**OBJECTIVE:** Sift the listing for lines that hold the string "front" and pull them out.

Items from a figure collection
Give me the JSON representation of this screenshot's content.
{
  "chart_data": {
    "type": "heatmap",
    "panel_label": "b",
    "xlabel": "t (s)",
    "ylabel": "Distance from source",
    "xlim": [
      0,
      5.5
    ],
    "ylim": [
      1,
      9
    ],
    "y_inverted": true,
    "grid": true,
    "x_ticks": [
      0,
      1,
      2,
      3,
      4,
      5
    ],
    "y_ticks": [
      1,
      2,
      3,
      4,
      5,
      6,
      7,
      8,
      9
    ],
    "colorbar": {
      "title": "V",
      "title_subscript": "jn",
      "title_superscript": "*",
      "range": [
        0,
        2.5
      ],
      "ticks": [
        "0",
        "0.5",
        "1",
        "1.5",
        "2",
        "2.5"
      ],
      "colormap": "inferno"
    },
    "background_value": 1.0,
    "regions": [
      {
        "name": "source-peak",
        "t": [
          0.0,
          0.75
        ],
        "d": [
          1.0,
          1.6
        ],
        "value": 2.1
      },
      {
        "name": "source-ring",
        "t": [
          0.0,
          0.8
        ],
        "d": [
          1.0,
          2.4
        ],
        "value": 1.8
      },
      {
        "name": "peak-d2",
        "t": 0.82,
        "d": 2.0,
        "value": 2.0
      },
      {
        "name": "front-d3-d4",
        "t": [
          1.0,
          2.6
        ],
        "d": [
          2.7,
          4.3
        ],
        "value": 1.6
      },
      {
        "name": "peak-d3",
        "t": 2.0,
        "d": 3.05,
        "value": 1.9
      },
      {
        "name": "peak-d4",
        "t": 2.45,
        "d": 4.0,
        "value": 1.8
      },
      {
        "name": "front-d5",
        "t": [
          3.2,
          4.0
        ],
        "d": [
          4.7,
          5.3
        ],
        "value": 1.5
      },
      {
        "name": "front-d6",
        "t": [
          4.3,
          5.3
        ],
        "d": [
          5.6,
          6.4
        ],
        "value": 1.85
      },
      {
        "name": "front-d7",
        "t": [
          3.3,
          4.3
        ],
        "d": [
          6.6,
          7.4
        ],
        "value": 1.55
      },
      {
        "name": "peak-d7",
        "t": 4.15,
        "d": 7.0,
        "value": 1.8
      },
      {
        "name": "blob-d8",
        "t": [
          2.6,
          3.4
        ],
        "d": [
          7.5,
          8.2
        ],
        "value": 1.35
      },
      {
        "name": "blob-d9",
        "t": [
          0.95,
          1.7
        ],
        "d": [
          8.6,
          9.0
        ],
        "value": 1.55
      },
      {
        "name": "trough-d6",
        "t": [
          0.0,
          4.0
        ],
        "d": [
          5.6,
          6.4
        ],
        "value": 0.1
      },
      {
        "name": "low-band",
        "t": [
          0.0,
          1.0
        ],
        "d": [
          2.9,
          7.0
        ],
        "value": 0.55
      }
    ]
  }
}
* * *
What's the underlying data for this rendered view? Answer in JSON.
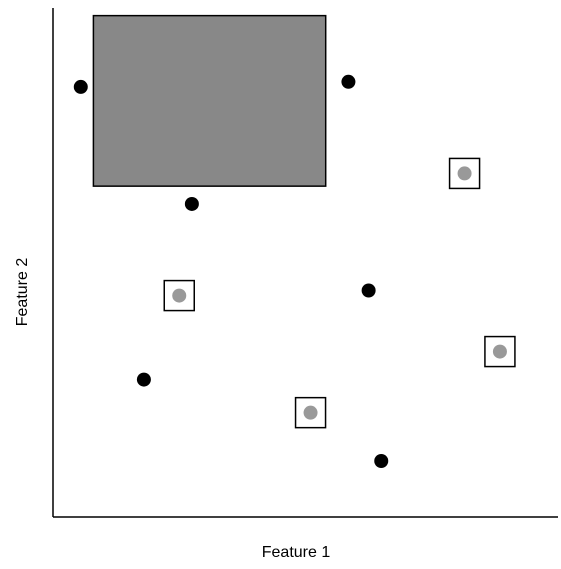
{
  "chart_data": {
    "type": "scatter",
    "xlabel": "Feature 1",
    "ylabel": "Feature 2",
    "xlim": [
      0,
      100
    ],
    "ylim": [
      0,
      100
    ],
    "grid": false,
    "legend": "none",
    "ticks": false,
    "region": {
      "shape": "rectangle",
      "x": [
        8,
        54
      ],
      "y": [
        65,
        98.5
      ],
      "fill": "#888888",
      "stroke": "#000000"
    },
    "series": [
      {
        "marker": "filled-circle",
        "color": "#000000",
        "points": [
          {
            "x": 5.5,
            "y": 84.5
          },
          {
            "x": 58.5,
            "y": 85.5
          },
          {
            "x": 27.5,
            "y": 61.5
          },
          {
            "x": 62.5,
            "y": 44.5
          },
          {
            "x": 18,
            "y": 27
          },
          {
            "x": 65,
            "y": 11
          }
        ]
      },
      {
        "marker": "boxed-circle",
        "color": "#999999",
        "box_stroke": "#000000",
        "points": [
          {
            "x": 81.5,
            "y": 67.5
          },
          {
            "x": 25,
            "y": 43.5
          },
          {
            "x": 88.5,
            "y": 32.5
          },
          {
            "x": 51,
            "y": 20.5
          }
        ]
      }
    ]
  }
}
---
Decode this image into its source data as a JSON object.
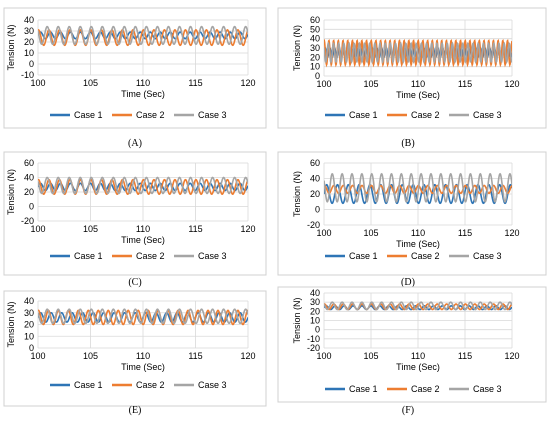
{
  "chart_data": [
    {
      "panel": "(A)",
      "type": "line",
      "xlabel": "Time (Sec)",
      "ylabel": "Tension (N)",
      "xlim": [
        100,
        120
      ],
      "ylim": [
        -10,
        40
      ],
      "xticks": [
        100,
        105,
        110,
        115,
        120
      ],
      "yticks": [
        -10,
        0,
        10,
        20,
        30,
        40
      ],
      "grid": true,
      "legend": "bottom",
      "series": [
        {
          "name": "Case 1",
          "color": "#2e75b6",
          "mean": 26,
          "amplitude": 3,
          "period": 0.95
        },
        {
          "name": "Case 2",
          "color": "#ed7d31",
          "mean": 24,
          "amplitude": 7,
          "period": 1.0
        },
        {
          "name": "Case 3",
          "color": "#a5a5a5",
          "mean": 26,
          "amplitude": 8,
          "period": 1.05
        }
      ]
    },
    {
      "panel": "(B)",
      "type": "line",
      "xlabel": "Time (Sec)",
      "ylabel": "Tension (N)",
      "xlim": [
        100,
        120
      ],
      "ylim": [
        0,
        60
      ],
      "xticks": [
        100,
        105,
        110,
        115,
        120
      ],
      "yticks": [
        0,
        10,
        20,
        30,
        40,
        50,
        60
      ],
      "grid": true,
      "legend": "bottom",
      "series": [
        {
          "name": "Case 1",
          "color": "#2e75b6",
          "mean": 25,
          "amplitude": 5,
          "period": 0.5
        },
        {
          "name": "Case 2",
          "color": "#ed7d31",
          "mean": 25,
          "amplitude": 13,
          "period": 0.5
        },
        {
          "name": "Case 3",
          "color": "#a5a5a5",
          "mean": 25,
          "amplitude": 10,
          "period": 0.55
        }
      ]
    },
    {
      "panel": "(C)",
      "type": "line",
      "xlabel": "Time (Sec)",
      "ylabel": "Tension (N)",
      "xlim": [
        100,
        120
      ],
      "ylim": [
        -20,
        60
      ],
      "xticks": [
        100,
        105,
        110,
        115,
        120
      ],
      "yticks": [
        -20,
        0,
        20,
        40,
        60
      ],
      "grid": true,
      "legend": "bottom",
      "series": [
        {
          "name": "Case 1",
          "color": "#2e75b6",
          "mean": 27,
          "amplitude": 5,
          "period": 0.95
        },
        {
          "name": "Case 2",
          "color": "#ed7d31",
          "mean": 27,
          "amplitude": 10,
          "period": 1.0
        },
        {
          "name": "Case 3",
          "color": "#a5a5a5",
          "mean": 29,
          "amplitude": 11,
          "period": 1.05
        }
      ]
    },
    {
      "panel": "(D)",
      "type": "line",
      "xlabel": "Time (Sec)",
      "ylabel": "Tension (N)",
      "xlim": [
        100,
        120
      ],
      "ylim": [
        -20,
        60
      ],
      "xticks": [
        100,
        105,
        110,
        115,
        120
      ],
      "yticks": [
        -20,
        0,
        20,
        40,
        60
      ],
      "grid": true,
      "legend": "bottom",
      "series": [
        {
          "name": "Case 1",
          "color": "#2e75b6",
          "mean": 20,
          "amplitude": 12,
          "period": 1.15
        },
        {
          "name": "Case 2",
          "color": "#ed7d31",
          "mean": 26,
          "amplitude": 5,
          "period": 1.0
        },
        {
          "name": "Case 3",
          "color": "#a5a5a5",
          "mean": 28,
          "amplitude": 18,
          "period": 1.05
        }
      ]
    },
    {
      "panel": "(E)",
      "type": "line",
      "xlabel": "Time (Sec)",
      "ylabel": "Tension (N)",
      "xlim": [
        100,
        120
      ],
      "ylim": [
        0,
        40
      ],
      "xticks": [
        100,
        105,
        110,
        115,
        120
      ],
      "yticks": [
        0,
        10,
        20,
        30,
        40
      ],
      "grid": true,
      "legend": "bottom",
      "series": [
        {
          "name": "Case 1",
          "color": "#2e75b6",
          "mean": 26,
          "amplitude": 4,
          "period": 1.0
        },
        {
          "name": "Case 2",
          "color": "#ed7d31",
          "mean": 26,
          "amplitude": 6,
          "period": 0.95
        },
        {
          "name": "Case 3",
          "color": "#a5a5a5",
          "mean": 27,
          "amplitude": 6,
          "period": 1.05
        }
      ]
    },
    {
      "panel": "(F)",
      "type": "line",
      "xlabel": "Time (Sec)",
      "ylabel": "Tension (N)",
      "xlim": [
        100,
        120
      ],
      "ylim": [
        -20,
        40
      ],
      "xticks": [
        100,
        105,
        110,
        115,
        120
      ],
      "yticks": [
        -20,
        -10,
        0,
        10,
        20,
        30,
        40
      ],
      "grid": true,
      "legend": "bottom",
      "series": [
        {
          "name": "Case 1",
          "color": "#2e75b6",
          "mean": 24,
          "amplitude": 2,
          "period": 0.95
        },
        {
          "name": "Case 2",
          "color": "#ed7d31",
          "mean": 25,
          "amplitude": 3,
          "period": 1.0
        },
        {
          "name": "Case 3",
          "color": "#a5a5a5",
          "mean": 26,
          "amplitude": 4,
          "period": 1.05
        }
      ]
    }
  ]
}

**WRITTEN ANSWER:**
        "name": "front-d3-d4",
        "name": "front-d5",
        "name": "front-d6",
        "name": "front-d7",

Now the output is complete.